§ AIM:
Check each line of the records below for the word "structured" and copy those where it appears.

** Start of MATERIAL TO PROCESS **

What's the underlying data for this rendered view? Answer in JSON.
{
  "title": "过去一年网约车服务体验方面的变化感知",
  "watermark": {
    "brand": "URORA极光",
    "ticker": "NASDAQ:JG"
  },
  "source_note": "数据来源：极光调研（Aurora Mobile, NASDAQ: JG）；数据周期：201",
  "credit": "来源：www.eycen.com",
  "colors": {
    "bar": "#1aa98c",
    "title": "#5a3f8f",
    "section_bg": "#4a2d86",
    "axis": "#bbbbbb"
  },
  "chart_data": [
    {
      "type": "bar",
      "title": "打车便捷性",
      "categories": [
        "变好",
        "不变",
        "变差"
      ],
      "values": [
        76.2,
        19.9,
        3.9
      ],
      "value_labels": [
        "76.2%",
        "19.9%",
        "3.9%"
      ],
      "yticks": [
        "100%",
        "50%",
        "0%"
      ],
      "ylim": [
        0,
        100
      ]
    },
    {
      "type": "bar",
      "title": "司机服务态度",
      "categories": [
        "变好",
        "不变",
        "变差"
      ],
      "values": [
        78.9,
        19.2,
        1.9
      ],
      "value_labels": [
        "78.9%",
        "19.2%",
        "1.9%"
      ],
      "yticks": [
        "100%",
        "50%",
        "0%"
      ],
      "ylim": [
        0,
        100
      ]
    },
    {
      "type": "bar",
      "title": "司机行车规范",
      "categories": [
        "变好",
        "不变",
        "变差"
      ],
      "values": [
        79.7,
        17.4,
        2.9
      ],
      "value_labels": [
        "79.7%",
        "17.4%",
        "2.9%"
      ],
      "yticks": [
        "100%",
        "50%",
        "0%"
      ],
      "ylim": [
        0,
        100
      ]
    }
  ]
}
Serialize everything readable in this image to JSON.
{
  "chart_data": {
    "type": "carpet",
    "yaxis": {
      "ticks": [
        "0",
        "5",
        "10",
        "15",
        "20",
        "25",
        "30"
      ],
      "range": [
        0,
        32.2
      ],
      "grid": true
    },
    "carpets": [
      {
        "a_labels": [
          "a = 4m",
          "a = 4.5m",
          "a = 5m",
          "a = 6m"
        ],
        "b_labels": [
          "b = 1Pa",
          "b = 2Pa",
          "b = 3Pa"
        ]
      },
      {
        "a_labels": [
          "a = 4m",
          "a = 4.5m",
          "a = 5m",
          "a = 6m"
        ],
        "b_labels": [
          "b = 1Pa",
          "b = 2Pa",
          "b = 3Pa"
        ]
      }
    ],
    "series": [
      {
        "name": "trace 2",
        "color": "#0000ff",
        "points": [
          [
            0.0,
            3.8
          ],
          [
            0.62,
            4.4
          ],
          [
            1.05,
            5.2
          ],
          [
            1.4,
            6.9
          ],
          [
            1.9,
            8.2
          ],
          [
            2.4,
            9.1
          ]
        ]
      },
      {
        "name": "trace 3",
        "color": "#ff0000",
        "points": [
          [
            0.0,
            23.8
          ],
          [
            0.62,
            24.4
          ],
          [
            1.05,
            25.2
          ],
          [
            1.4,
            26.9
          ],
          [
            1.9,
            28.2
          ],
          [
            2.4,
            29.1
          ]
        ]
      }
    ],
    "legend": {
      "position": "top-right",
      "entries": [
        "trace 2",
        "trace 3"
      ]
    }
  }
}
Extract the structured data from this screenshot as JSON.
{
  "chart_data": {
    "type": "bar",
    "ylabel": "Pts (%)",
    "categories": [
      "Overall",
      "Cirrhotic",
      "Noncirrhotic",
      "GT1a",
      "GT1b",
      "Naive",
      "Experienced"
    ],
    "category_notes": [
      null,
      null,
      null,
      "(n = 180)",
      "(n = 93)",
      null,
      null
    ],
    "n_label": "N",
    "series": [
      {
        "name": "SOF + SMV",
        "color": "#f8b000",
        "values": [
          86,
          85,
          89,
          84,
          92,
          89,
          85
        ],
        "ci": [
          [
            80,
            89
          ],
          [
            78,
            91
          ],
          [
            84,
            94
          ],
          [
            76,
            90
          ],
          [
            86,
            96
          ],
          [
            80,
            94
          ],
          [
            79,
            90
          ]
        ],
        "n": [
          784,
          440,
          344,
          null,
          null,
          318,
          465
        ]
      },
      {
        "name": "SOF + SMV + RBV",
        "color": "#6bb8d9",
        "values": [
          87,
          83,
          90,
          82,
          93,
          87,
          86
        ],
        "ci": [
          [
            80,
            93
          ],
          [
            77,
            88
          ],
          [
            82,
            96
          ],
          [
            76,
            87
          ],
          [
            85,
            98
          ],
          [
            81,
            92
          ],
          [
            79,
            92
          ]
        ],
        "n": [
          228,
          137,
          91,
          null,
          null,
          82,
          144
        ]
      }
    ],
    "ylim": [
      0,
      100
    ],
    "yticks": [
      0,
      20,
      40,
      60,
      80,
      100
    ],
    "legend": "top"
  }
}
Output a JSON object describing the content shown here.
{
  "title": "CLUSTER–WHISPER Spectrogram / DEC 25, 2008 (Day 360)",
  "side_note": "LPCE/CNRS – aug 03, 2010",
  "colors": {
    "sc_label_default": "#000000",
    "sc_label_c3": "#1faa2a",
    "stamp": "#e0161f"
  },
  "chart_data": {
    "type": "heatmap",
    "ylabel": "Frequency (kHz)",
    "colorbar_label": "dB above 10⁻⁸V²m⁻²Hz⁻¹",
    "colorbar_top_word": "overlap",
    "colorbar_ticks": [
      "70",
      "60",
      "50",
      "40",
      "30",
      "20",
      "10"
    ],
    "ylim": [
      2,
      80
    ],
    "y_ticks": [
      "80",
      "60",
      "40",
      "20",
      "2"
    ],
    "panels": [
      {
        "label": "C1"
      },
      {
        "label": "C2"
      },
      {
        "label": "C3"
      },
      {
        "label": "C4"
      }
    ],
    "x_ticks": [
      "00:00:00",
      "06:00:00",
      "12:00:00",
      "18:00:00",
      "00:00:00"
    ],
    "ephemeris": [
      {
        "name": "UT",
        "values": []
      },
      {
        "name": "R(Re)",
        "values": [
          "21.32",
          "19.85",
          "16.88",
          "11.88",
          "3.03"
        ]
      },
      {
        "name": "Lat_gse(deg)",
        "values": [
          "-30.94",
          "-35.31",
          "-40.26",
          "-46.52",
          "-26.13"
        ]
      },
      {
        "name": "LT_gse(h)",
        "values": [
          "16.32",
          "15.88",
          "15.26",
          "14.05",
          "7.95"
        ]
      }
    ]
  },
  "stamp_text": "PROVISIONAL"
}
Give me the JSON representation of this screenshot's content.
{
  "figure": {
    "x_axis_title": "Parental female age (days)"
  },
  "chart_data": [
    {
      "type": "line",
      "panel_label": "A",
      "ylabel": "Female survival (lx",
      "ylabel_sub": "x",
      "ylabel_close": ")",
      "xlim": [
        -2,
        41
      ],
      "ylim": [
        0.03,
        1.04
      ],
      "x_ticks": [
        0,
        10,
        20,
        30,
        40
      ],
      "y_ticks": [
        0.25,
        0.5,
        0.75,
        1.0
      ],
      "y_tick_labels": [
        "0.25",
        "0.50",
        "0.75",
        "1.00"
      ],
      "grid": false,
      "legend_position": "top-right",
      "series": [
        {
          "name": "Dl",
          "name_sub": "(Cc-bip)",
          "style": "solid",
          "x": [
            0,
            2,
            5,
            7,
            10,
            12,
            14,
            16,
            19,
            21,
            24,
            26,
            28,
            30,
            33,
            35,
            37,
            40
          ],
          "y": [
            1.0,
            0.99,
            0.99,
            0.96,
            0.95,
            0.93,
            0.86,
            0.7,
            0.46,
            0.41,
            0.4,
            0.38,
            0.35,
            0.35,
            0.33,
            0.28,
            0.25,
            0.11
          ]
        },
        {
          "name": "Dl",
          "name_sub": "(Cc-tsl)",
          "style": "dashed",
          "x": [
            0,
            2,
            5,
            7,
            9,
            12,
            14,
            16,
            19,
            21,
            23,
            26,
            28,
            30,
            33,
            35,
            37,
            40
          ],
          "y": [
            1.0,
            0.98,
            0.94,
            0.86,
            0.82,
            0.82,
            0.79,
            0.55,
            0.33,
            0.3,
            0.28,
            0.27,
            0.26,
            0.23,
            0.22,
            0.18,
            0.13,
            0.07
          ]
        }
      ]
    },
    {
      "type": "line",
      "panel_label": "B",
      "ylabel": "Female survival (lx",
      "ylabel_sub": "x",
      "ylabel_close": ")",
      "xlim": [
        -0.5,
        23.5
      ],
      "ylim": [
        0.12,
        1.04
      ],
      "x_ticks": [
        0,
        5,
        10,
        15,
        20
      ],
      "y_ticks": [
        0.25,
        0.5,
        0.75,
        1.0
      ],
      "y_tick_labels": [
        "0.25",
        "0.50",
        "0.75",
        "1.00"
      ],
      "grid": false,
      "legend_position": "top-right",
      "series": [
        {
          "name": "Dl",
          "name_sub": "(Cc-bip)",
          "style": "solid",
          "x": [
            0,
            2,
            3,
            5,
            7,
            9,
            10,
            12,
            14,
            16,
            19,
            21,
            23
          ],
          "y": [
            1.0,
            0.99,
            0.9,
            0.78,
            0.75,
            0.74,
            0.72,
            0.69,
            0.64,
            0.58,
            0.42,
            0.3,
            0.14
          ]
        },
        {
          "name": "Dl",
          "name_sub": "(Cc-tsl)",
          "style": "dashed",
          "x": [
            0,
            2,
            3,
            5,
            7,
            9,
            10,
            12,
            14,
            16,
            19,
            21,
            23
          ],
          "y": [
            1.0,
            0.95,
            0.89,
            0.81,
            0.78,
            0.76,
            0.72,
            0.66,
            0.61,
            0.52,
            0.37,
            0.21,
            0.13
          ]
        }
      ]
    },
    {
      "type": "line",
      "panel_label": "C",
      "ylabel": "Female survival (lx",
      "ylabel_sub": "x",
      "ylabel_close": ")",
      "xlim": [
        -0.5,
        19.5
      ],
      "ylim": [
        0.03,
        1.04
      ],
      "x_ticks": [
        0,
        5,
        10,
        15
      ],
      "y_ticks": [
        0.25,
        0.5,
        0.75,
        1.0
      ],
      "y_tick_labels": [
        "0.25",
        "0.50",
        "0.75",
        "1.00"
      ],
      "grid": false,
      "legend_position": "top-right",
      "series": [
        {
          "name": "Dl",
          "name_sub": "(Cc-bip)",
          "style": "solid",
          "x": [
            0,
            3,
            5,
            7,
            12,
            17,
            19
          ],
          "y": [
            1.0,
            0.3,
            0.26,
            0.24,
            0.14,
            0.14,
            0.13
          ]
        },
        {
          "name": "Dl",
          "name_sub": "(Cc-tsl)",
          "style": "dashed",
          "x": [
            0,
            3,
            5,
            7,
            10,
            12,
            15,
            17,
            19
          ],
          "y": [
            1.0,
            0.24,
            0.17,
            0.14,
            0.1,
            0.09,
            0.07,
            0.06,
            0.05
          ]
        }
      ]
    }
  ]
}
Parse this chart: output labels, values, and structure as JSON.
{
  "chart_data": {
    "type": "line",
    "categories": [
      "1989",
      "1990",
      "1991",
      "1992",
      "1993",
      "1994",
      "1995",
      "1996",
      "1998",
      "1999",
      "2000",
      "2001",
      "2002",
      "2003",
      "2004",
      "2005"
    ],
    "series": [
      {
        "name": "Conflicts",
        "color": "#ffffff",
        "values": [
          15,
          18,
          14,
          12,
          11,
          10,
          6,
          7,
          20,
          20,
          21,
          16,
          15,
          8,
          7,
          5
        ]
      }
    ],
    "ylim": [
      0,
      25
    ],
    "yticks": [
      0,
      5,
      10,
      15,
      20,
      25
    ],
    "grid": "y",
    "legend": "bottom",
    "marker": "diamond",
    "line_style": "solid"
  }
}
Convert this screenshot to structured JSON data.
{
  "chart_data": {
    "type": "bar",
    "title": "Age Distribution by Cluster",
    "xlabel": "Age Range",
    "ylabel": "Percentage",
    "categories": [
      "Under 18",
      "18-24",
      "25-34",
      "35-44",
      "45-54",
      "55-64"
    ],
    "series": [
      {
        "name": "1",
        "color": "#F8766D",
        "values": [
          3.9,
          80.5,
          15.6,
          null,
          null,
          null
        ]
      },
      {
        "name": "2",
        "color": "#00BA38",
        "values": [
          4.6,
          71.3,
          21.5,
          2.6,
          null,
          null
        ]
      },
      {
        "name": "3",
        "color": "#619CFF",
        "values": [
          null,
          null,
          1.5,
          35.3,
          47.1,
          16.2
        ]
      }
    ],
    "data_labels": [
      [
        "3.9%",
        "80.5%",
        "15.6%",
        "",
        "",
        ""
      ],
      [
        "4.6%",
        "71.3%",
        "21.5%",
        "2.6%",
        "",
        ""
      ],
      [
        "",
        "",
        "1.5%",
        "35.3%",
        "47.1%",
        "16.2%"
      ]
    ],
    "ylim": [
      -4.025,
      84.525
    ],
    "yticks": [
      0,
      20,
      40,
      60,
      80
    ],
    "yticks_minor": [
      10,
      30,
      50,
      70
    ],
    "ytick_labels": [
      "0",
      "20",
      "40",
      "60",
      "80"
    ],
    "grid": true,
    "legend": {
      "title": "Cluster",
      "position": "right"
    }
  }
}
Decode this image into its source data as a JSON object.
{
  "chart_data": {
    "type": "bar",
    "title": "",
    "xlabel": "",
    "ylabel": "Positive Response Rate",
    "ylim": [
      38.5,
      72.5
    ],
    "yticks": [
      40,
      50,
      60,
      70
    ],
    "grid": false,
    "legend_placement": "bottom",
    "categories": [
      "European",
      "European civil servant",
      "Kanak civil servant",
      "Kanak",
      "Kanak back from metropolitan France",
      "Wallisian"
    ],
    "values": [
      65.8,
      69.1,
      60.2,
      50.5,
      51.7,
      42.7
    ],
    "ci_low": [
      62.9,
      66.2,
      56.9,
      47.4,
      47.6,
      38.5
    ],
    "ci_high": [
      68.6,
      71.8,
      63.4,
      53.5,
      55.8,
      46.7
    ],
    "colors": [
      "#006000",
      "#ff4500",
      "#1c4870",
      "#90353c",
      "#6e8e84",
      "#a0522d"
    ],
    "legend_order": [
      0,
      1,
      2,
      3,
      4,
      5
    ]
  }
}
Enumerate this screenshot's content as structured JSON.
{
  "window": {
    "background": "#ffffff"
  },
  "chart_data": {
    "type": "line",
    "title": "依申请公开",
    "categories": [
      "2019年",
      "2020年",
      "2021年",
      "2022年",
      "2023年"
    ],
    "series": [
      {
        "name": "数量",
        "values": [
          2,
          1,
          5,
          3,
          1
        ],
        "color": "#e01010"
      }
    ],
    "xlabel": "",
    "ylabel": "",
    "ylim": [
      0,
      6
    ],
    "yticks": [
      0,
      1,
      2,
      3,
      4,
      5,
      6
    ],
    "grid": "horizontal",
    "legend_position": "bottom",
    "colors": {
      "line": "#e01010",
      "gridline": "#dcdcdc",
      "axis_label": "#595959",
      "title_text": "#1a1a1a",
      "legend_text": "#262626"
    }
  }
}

** End of MATERIAL TO PROCESS **

§ OUTPUT OF THE EXERCISE:
Extract the structured data from this screenshot as JSON.
Convert this screenshot to structured JSON data.
Enumerate this screenshot's content as structured JSON.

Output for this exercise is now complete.